Repeat each entry as written and leave the images out of the copy.

Figure contents as structured data
>>>
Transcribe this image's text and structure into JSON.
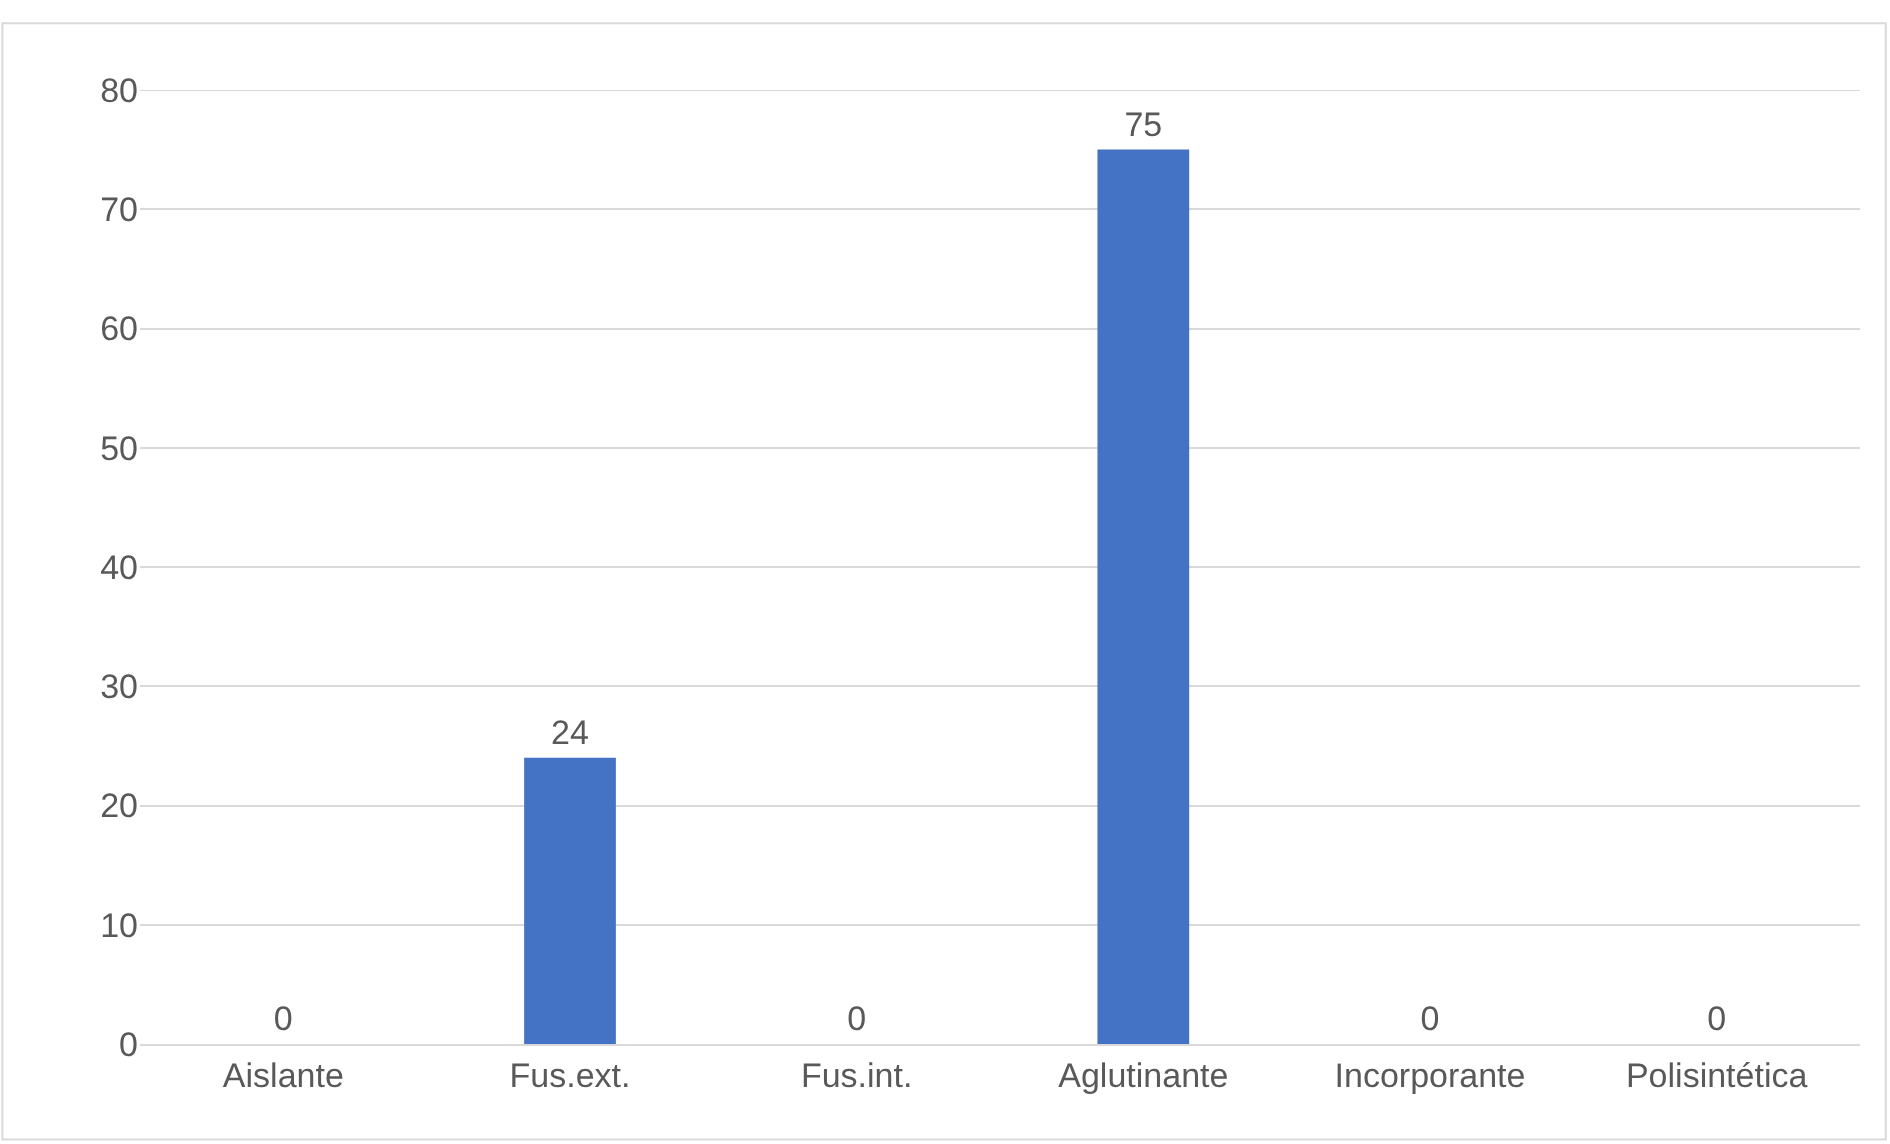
{
  "chart_data": {
    "type": "bar",
    "categories": [
      "Aislante",
      "Fus.ext.",
      "Fus.int.",
      "Aglutinante",
      "Incorporante",
      "Polisintética"
    ],
    "values": [
      0,
      24,
      0,
      75,
      0,
      0
    ],
    "color": "#4472c4",
    "ylim": [
      0,
      80
    ],
    "yticks": [
      0,
      10,
      20,
      30,
      40,
      50,
      60,
      70,
      80
    ],
    "grid": "y",
    "data_labels": true
  }
}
<<<
### Correct result
Transcribe this image's text and structure into JSON.
{
  "chart_data": {
    "type": "bar",
    "categories": [
      "Aislante",
      "Fus.ext.",
      "Fus.int.",
      "Aglutinante",
      "Incorporante",
      "Polisintética"
    ],
    "values": [
      0,
      24,
      0,
      75,
      0,
      0
    ],
    "color": "#4472c4",
    "ylim": [
      0,
      80
    ],
    "yticks": [
      0,
      10,
      20,
      30,
      40,
      50,
      60,
      70,
      80
    ],
    "grid": "y",
    "data_labels": true
  }
}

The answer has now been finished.